# [Task input]
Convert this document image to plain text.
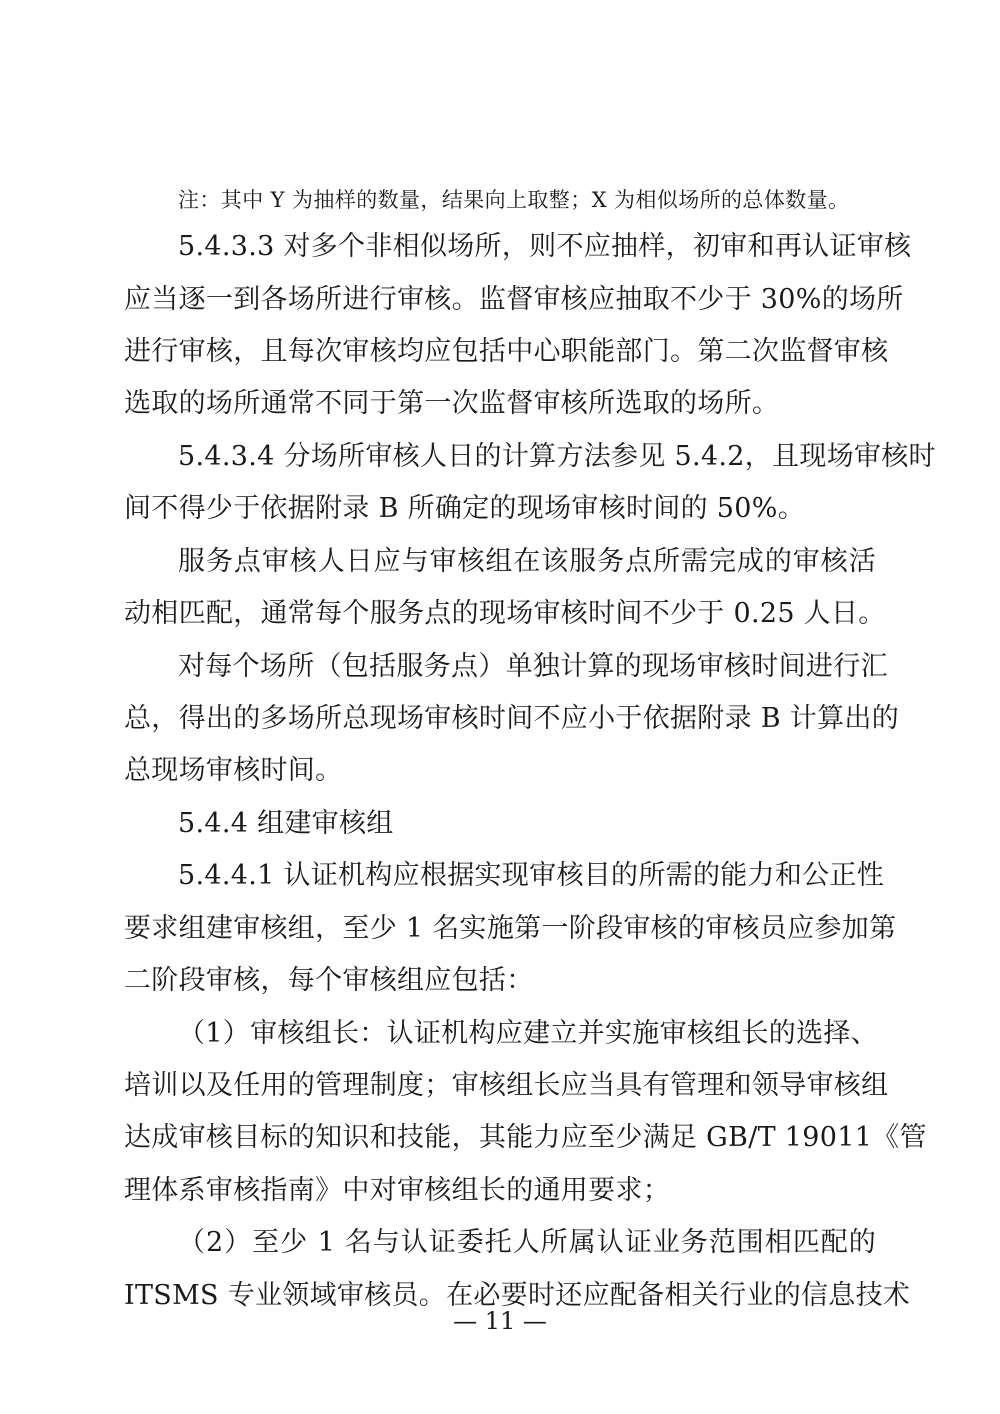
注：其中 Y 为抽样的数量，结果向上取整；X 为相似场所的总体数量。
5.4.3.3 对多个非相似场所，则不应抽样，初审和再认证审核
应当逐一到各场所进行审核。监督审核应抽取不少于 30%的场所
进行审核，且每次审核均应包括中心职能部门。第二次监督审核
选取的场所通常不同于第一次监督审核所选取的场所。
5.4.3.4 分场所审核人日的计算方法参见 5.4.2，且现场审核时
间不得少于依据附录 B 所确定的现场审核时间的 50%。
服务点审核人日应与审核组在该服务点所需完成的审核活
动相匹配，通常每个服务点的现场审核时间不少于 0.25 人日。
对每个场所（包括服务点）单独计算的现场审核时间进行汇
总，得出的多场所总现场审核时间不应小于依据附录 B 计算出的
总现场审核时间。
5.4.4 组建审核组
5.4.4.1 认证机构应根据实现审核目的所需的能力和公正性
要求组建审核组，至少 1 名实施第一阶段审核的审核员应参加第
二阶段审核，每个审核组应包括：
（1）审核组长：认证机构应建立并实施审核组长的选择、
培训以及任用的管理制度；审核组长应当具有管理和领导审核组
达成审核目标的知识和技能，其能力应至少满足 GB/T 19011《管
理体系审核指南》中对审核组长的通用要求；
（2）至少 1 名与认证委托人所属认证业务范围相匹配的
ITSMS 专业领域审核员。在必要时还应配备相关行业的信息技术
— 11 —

# [Problem requirements]
Return the listing above in full and without alteration, excluding its pictures.

# [Solution to this task]
Convert this document image to plain text.
注：其中 Y 为抽样的数量，结果向上取整；X 为相似场所的总体数量。
5.4.3.3 对多个非相似场所，则不应抽样，初审和再认证审核
应当逐一到各场所进行审核。监督审核应抽取不少于 30%的场所
进行审核，且每次审核均应包括中心职能部门。第二次监督审核
选取的场所通常不同于第一次监督审核所选取的场所。
5.4.3.4 分场所审核人日的计算方法参见 5.4.2，且现场审核时
间不得少于依据附录 B 所确定的现场审核时间的 50%。
服务点审核人日应与审核组在该服务点所需完成的审核活
动相匹配，通常每个服务点的现场审核时间不少于 0.25 人日。
对每个场所（包括服务点）单独计算的现场审核时间进行汇
总，得出的多场所总现场审核时间不应小于依据附录 B 计算出的
总现场审核时间。
5.4.4 组建审核组
5.4.4.1 认证机构应根据实现审核目的所需的能力和公正性
要求组建审核组，至少 1 名实施第一阶段审核的审核员应参加第
二阶段审核，每个审核组应包括：
（1）审核组长：认证机构应建立并实施审核组长的选择、
培训以及任用的管理制度；审核组长应当具有管理和领导审核组
达成审核目标的知识和技能，其能力应至少满足 GB/T 19011《管
理体系审核指南》中对审核组长的通用要求；
（2）至少 1 名与认证委托人所属认证业务范围相匹配的
ITSMS 专业领域审核员。在必要时还应配备相关行业的信息技术
— 11 —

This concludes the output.